[Layout element entries]
+ + + + +
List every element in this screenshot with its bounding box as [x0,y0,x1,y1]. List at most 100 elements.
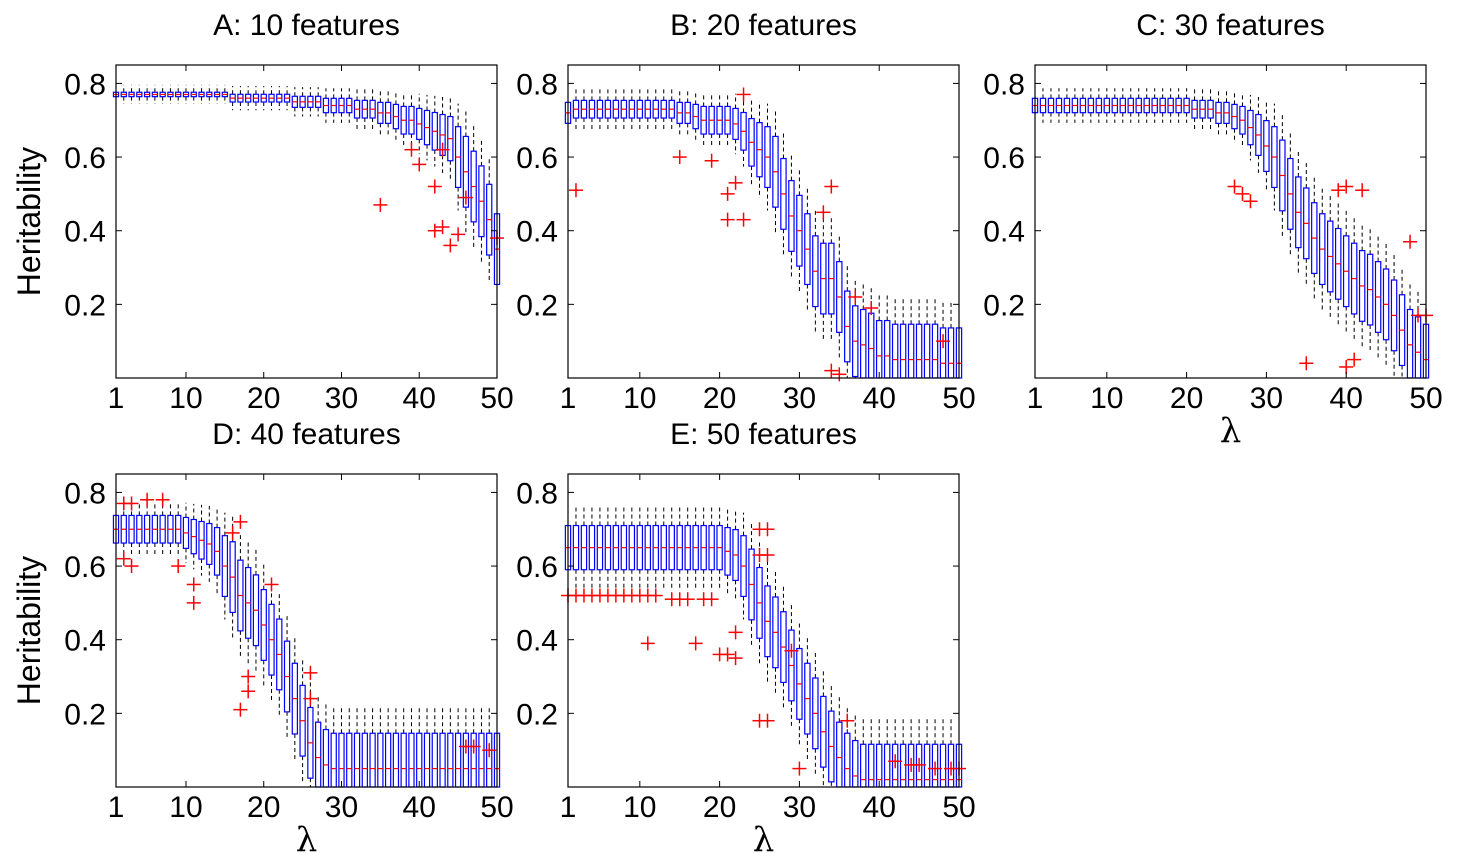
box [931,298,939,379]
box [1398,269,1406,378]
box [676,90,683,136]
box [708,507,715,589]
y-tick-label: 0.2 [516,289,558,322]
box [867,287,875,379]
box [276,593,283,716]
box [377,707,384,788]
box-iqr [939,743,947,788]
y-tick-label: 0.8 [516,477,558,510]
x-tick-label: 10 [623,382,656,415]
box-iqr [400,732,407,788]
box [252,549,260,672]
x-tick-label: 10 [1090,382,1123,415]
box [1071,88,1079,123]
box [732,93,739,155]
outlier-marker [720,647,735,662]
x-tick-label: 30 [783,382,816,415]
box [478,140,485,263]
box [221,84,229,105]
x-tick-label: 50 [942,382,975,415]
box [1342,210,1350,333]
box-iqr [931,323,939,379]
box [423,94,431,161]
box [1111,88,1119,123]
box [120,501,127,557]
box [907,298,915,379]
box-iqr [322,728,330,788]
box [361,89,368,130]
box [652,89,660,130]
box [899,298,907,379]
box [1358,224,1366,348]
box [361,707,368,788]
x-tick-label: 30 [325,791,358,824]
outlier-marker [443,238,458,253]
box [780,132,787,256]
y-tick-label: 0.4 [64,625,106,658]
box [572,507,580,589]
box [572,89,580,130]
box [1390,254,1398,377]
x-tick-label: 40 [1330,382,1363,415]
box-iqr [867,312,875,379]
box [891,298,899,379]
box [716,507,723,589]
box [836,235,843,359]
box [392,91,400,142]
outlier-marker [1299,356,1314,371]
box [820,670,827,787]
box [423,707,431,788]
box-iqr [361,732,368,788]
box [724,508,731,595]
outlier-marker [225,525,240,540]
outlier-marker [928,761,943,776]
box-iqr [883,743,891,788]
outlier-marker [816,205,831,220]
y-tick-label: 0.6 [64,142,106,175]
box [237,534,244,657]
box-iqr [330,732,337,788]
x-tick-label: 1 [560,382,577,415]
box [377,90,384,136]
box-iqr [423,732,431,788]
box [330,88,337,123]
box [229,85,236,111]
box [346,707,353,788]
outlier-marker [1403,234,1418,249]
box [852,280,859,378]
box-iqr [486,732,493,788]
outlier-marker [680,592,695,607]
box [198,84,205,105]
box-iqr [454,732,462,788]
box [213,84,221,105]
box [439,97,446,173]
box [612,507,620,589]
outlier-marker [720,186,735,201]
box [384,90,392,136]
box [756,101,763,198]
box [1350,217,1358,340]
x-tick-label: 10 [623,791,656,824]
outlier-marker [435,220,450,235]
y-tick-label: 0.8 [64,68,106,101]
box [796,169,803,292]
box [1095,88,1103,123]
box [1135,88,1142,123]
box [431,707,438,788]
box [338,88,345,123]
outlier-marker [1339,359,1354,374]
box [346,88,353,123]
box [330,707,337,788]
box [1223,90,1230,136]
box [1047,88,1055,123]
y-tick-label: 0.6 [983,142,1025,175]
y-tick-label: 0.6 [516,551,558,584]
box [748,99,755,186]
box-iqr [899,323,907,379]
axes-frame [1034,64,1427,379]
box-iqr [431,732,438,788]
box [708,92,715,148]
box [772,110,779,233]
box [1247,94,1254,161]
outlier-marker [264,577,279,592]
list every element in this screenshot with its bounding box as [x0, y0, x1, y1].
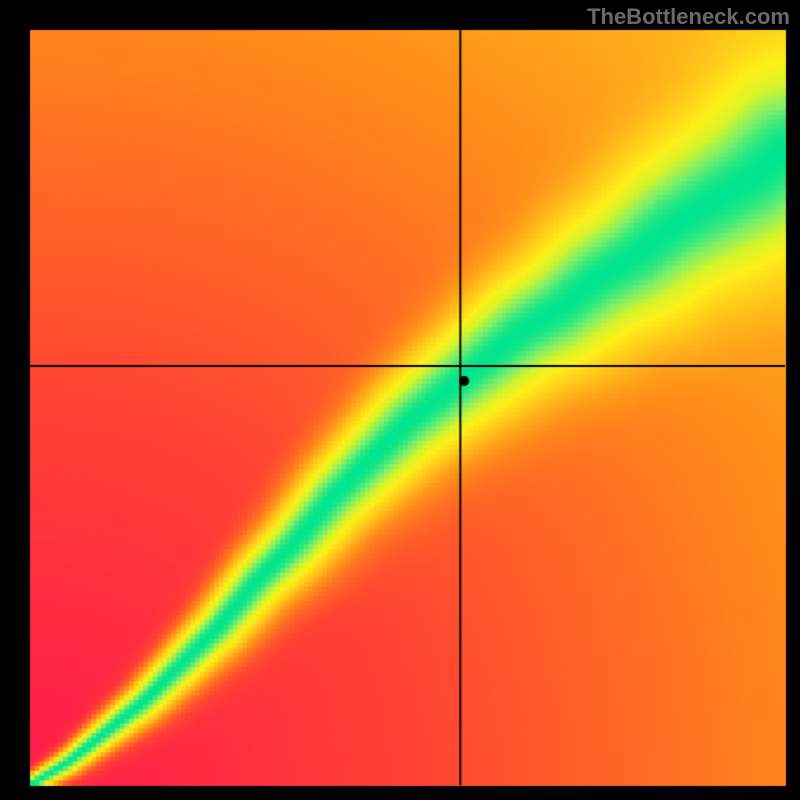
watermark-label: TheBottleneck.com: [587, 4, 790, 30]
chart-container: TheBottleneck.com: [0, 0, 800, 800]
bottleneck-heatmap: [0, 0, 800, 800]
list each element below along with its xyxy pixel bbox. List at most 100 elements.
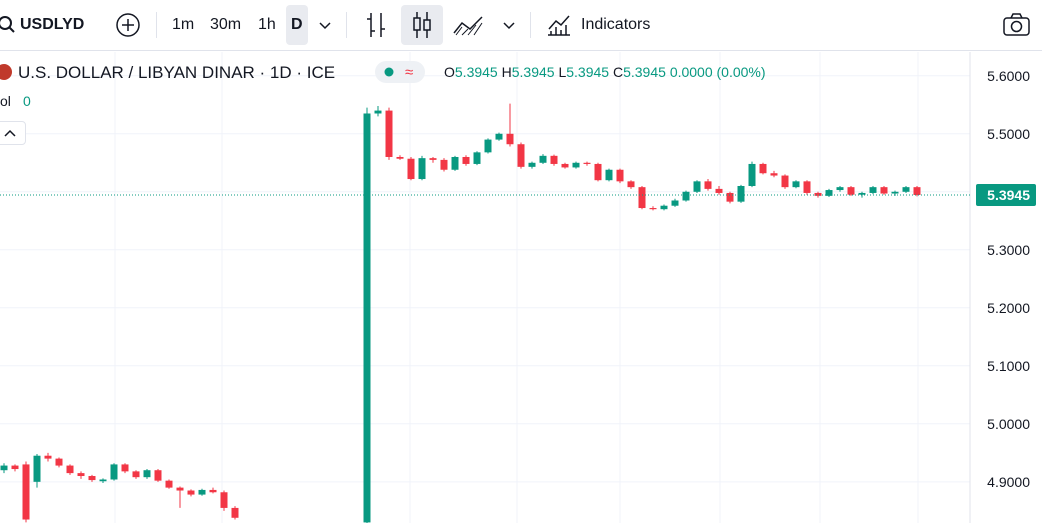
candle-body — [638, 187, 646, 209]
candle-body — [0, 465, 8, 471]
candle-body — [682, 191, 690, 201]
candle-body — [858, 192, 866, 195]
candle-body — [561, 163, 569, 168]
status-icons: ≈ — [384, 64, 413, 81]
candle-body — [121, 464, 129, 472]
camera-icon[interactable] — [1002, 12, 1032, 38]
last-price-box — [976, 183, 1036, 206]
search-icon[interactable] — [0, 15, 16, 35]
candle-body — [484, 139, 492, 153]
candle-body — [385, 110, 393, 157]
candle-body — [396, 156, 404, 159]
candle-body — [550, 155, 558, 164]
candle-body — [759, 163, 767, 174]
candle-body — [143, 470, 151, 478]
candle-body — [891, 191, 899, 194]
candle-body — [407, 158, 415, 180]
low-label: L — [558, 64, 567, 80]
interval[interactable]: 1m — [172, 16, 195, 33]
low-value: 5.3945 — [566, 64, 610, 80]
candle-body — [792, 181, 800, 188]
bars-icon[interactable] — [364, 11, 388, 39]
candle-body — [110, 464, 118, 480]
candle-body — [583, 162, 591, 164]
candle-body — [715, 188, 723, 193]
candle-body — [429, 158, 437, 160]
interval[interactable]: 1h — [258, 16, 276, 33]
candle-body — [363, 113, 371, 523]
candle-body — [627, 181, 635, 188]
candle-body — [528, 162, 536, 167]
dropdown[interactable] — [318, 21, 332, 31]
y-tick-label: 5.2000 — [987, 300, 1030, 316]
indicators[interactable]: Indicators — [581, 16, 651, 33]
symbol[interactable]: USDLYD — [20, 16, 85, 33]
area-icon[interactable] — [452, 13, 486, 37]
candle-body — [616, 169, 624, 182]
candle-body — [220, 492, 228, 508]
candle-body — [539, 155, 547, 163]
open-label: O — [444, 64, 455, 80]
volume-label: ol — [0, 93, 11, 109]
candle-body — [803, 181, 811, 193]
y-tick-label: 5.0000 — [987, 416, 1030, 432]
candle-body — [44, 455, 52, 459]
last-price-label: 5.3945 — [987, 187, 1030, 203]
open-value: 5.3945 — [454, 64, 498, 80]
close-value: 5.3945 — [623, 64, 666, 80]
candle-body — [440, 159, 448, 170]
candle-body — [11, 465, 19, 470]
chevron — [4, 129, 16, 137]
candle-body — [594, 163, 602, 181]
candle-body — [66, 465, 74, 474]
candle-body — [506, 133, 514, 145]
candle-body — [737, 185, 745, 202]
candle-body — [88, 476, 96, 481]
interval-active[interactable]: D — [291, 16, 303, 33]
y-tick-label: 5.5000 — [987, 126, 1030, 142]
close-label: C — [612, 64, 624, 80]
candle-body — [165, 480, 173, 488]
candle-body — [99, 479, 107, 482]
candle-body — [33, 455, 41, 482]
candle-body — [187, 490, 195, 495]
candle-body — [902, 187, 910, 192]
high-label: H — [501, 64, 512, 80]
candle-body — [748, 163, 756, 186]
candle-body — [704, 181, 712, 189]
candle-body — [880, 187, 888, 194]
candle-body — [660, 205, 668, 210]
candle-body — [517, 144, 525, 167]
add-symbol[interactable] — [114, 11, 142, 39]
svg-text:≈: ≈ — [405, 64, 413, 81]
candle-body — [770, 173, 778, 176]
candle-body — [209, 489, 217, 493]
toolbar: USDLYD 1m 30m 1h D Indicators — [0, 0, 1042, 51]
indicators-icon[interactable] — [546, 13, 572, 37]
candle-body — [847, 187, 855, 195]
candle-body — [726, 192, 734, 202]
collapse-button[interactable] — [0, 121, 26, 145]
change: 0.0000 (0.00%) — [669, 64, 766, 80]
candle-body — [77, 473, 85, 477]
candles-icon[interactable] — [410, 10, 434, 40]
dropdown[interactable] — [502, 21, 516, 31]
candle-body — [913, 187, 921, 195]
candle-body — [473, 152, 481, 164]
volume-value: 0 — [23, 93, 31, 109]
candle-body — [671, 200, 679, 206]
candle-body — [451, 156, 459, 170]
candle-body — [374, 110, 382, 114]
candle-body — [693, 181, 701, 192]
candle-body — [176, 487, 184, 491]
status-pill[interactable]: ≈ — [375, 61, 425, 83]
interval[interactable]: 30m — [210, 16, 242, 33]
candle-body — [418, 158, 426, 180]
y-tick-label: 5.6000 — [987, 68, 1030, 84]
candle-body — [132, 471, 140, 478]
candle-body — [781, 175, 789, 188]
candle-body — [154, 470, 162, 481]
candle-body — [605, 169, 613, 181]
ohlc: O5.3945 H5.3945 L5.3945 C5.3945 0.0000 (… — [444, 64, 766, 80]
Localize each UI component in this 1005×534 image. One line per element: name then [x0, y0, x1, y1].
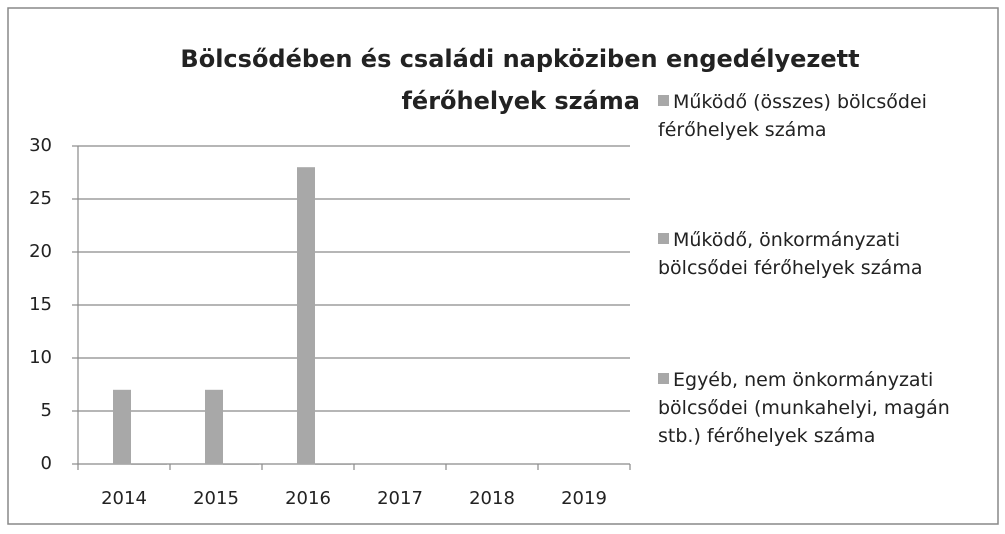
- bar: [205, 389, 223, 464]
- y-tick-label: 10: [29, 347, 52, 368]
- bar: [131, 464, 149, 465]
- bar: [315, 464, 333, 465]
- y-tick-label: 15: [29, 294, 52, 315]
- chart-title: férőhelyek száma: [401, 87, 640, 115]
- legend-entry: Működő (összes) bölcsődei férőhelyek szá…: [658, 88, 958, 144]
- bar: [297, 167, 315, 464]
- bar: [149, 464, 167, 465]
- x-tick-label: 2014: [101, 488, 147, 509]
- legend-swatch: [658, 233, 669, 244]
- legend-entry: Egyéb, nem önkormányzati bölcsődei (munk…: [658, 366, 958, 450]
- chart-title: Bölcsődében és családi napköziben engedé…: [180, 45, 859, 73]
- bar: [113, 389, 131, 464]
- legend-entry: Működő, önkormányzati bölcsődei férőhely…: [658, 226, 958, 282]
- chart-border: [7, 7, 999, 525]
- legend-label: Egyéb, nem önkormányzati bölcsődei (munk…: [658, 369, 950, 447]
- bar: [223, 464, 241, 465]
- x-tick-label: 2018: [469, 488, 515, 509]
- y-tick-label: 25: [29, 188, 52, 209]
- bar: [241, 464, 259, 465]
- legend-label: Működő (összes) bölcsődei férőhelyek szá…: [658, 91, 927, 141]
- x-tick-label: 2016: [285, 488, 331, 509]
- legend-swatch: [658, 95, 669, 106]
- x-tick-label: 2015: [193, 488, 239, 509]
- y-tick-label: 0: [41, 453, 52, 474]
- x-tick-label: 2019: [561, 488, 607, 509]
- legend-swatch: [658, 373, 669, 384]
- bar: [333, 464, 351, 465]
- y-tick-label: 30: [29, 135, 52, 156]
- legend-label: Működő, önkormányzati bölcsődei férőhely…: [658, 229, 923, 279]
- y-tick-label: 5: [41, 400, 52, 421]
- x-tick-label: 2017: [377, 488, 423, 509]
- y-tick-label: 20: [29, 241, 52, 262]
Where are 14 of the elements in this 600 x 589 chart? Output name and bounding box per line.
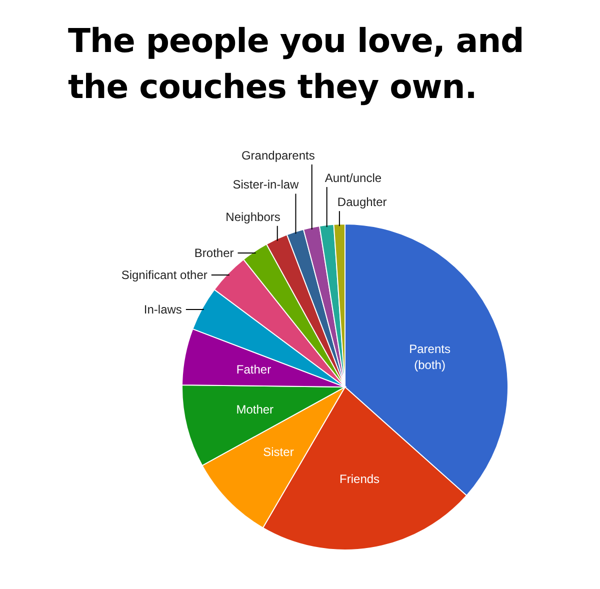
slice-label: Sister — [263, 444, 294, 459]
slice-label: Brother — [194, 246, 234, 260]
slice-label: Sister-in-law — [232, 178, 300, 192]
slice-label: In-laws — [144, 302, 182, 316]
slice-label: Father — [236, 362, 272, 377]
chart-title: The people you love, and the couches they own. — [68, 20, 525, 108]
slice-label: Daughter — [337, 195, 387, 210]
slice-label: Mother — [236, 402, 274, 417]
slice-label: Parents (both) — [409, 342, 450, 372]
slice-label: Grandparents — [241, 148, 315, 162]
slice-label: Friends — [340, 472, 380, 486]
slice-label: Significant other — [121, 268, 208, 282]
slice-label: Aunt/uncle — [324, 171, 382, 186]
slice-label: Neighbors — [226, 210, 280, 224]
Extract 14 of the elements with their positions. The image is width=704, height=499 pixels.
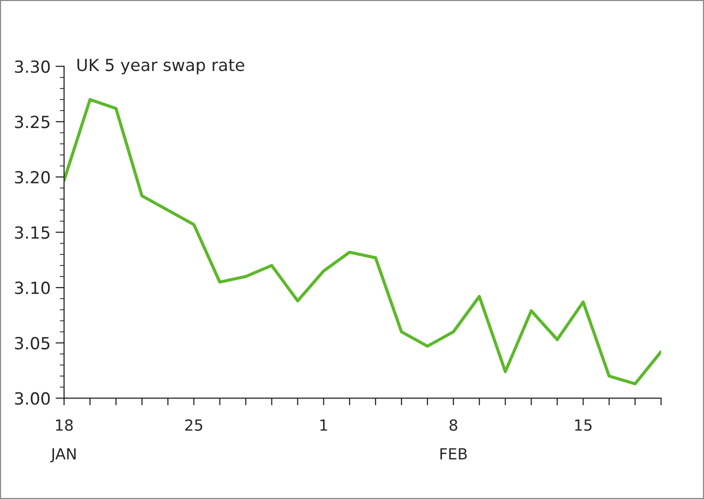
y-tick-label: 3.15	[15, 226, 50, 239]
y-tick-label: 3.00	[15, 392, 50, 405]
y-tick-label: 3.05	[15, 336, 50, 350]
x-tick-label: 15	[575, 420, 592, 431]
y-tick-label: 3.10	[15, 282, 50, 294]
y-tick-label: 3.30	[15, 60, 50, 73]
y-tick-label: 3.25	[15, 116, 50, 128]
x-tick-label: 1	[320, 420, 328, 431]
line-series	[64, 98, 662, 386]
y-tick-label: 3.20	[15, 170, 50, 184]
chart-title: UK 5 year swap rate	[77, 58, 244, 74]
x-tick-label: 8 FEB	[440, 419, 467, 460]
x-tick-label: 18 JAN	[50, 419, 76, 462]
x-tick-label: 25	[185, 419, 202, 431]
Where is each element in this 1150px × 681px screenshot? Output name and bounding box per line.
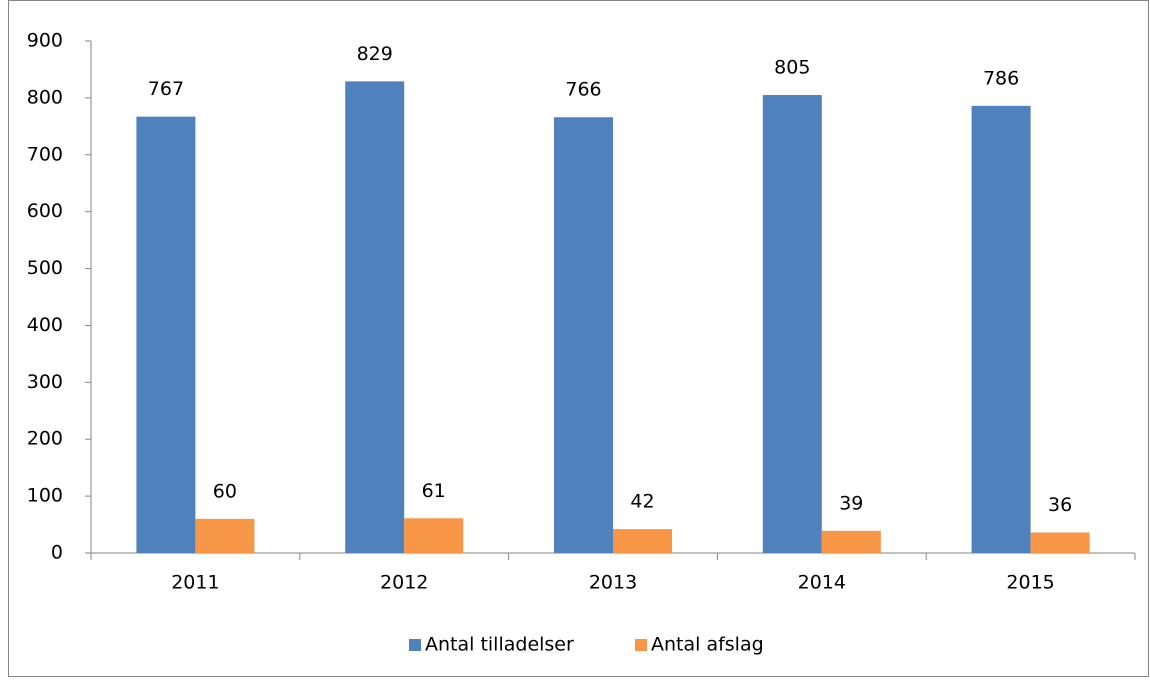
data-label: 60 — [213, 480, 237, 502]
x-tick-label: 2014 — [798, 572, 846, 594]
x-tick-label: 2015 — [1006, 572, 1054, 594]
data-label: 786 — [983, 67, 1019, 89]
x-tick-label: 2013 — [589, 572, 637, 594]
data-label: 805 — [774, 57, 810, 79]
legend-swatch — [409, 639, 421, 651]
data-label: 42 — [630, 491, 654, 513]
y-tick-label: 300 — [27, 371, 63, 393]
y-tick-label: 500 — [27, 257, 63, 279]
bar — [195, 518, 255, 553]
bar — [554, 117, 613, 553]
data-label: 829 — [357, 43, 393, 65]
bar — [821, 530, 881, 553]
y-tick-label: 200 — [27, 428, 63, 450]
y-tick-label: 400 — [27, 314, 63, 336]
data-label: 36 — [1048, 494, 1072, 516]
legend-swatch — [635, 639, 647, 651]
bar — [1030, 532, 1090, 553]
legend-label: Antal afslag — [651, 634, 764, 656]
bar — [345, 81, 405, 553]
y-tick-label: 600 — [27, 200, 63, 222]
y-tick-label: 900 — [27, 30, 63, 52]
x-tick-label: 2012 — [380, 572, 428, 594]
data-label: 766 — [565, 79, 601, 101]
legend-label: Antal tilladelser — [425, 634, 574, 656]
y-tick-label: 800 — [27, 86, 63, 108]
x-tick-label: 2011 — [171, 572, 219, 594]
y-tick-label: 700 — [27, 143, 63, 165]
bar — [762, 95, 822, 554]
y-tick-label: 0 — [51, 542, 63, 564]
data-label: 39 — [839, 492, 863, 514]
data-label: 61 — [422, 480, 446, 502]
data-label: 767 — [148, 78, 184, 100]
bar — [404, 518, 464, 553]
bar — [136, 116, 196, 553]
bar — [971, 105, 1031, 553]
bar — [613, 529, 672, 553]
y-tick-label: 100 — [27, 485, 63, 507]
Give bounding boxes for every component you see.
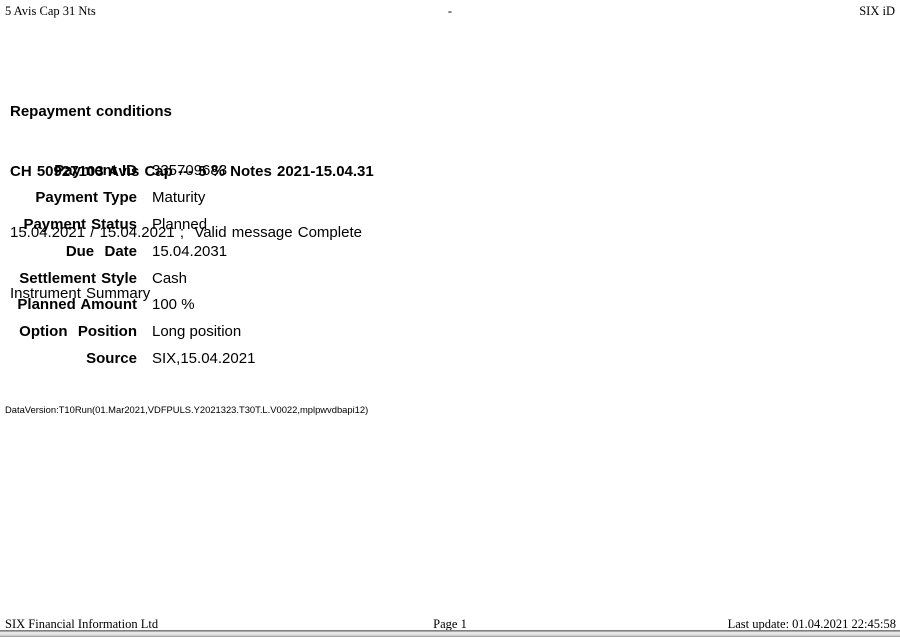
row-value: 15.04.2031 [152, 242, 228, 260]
+ + + + +
§ TASK STATEMENT
Repeat everything in the records from the line containing "- bar: [205, 389, 223, 464]" down to the line containing "- bar: [241, 464, 259, 465]", both included, exactly as they appear.

§ SOLUTION TO THE PROBLEM
- bar: [205, 389, 223, 464]
- y-tick-label: 10: [29, 347, 52, 368]
- bar: [131, 464, 149, 465]
- bar: [315, 464, 333, 465]
- y-tick-label: 15: [29, 294, 52, 315]
- chart-title: férőhelyek száma: [401, 87, 640, 115]
- legend-entry: Működő (összes) bölcsődei férőhelyek szá…: [658, 88, 958, 144]
- bar: [297, 167, 315, 464]
- bar: [149, 464, 167, 465]
- x-tick-label: 2014: [101, 488, 147, 509]
- legend-swatch: [658, 233, 669, 244]
- legend-entry: Egyéb, nem önkormányzati bölcsődei (munk…: [658, 366, 958, 450]
- chart-title: Bölcsődében és családi napköziben engedé…: [180, 45, 859, 73]
- bar: [113, 389, 131, 464]
- legend-entry: Működő, önkormányzati bölcsődei férőhely…: [658, 226, 958, 282]
- chart-border: [7, 7, 999, 525]
- legend-label: Egyéb, nem önkormányzati bölcsődei (munk…: [658, 369, 950, 447]
- bar: [223, 464, 241, 465]
- x-tick-label: 2018: [469, 488, 515, 509]
- y-tick-label: 25: [29, 188, 52, 209]
- bar: [241, 464, 259, 465]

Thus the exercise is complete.